Stated goal: Which lines below hold the word "Ctrl"? Report each one.

Given records:
START
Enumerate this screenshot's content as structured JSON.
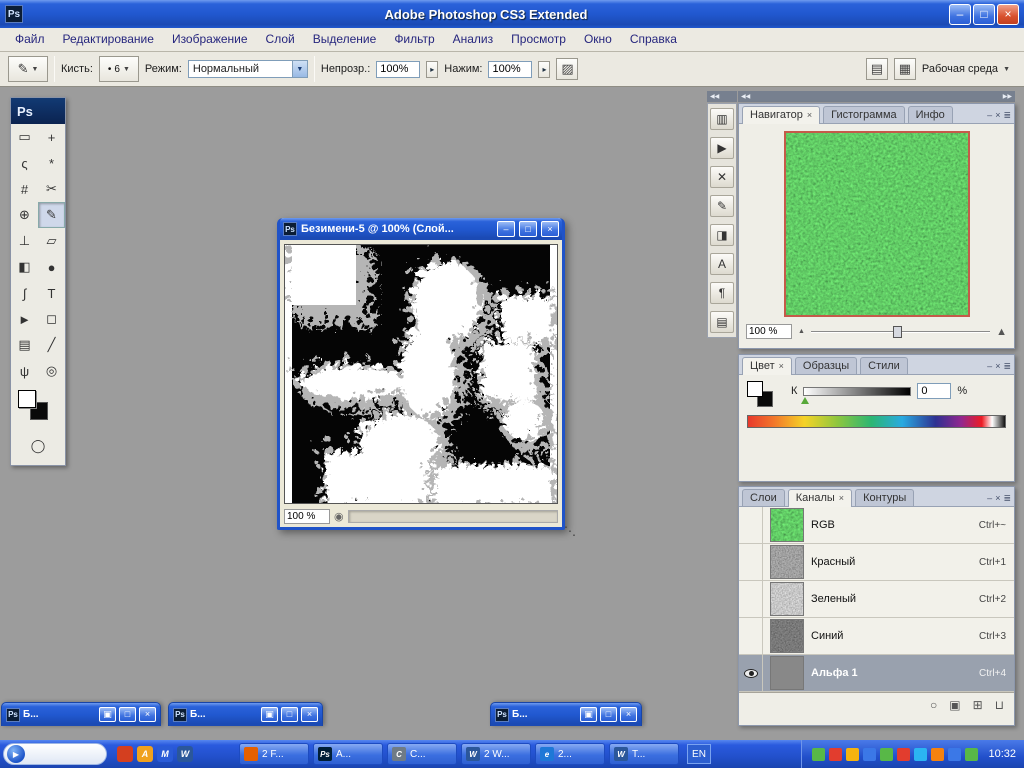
{
  "colors": {
    "titlebar_blue": "#2158cf",
    "taskbar_blue": "#2a5ade",
    "workspace_gray": "#9c9c9c",
    "selected_row_gray": "#99a1ae",
    "navigator_proxy_red": "#c55a4a"
  },
  "icons": {
    "minimize": "‒",
    "maximize": "□",
    "restore": "▣",
    "close": "×",
    "menu": "≣",
    "dropdown": "▼",
    "small_arrow": "▸",
    "chevrons_left": "◀◀",
    "chevrons_right": "▶▶",
    "mountain": "▲",
    "play": "▶",
    "dot": "◉",
    "grip": "⋱"
  },
  "titlebar": {
    "app_icon": "Ps",
    "title": "Adobe Photoshop CS3 Extended"
  },
  "menubar": {
    "items": [
      "Файл",
      "Редактирование",
      "Изображение",
      "Слой",
      "Выделение",
      "Фильтр",
      "Анализ",
      "Просмотр",
      "Окно",
      "Справка"
    ]
  },
  "optionsbar": {
    "tool_icon": "✎",
    "brush_label": "Кисть:",
    "brush_dot": "•",
    "brush_size": "6",
    "mode_label": "Режим:",
    "mode_value": "Нормальный",
    "opacity_label": "Непрозр.:",
    "opacity_value": "100%",
    "flow_label": "Нажим:",
    "flow_value": "100%",
    "airbrush_icon": "▨",
    "palette_icon_1": "▤",
    "palette_icon_2": "▦",
    "workspace_label": "Рабочая среда"
  },
  "toolbox": {
    "header": "Ps",
    "tools": [
      {
        "name": "rectangular-marquee",
        "glyph": "▭"
      },
      {
        "name": "move",
        "glyph": "+"
      },
      {
        "name": "lasso",
        "glyph": "ς"
      },
      {
        "name": "magic-wand",
        "glyph": "*"
      },
      {
        "name": "crop",
        "glyph": "#"
      },
      {
        "name": "slice",
        "glyph": "✂"
      },
      {
        "name": "healing-brush",
        "glyph": "⊕"
      },
      {
        "name": "brush",
        "glyph": "✎"
      },
      {
        "name": "clone-stamp",
        "glyph": "⊥"
      },
      {
        "name": "eraser",
        "glyph": "▱"
      },
      {
        "name": "gradient",
        "glyph": "◧"
      },
      {
        "name": "blur",
        "glyph": "●"
      },
      {
        "name": "pen",
        "glyph": "∫"
      },
      {
        "name": "type",
        "glyph": "T"
      },
      {
        "name": "path-selection",
        "glyph": "►"
      },
      {
        "name": "shape",
        "glyph": "◻"
      },
      {
        "name": "notes",
        "glyph": "▤"
      },
      {
        "name": "eyedropper",
        "glyph": "╱"
      },
      {
        "name": "hand",
        "glyph": "ψ"
      },
      {
        "name": "zoom",
        "glyph": "◎"
      }
    ],
    "quick_mask_glyph": "◯"
  },
  "dock_strip": {
    "icons": [
      {
        "name": "panel-grid",
        "glyph": "▥"
      },
      {
        "name": "panel-play",
        "glyph": "▶"
      },
      {
        "name": "panel-tools",
        "glyph": "✕"
      },
      {
        "name": "panel-brush",
        "glyph": "✎"
      },
      {
        "name": "panel-gradient",
        "glyph": "◨"
      },
      {
        "name": "panel-character",
        "glyph": "А"
      },
      {
        "name": "panel-paragraph",
        "glyph": "¶"
      },
      {
        "name": "panel-notes",
        "glyph": "▤"
      }
    ]
  },
  "document": {
    "icon": "Ps",
    "title": "Безимени-5 @ 100% (Слой...",
    "zoom_value": "100 %"
  },
  "navigator": {
    "tabs": [
      "Навигатор",
      "Гистограмма",
      "Инфо"
    ],
    "zoom_value": "100 %"
  },
  "color": {
    "tabs": [
      "Цвет",
      "Образцы",
      "Стили"
    ],
    "channel_label": "К",
    "value": "0",
    "unit": "%"
  },
  "channels": {
    "tabs": [
      "Слои",
      "Каналы",
      "Контуры"
    ],
    "rows": [
      {
        "name": "RGB",
        "shortcut": "Ctrl+~"
      },
      {
        "name": "Красный",
        "shortcut": "Ctrl+1"
      },
      {
        "name": "Зеленый",
        "shortcut": "Ctrl+2"
      },
      {
        "name": "Синий",
        "shortcut": "Ctrl+3"
      },
      {
        "name": "Альфа 1",
        "shortcut": "Ctrl+4"
      }
    ],
    "footer_icons": [
      {
        "name": "load-selection",
        "glyph": "○"
      },
      {
        "name": "save-selection",
        "glyph": "▣"
      },
      {
        "name": "new-channel",
        "glyph": "⊞"
      },
      {
        "name": "delete-channel",
        "glyph": "⊔"
      }
    ]
  },
  "minimized_windows": [
    {
      "icon": "Ps",
      "title": "Б..."
    },
    {
      "icon": "Ps",
      "title": "Б..."
    },
    {
      "icon": "Ps",
      "title": "Б..."
    }
  ],
  "taskbar": {
    "quick_launch": [
      {
        "name": "quick-launch-1",
        "color": "#d43f1f",
        "label": ""
      },
      {
        "name": "quick-launch-2",
        "color": "#f0a11e",
        "label": "A"
      },
      {
        "name": "quick-launch-3",
        "color": "#2a5bd7",
        "label": "M"
      },
      {
        "name": "quick-launch-4",
        "color": "#2b579a",
        "label": "W"
      }
    ],
    "tasks": [
      {
        "label": "2 F...",
        "icon_color": "#e66000",
        "icon_text": ""
      },
      {
        "label": "A...",
        "icon_color": "#001e36",
        "icon_text": "Ps"
      },
      {
        "label": "C...",
        "icon_color": "#6f7b86",
        "icon_text": "C"
      },
      {
        "label": "2 W...",
        "icon_color": "#2b579a",
        "icon_text": "W"
      },
      {
        "label": "2...",
        "icon_color": "#1e78d7",
        "icon_text": "e"
      },
      {
        "label": "T...",
        "icon_color": "#2b579a",
        "icon_text": "W"
      }
    ],
    "language": "EN",
    "tray_colors": [
      "#58b847",
      "#e23d2e",
      "#f5b30f",
      "#3b78e7",
      "#58b847",
      "#e23d2e",
      "#2bb5f2",
      "#f5820f",
      "#3b78e7",
      "#58b847"
    ],
    "clock": "10:32"
  }
}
END
Solution below:
        "shortcut": "Ctrl+~"
        "shortcut": "Ctrl+1"
        "shortcut": "Ctrl+2"
        "shortcut": "Ctrl+3"
        "shortcut": "Ctrl+4"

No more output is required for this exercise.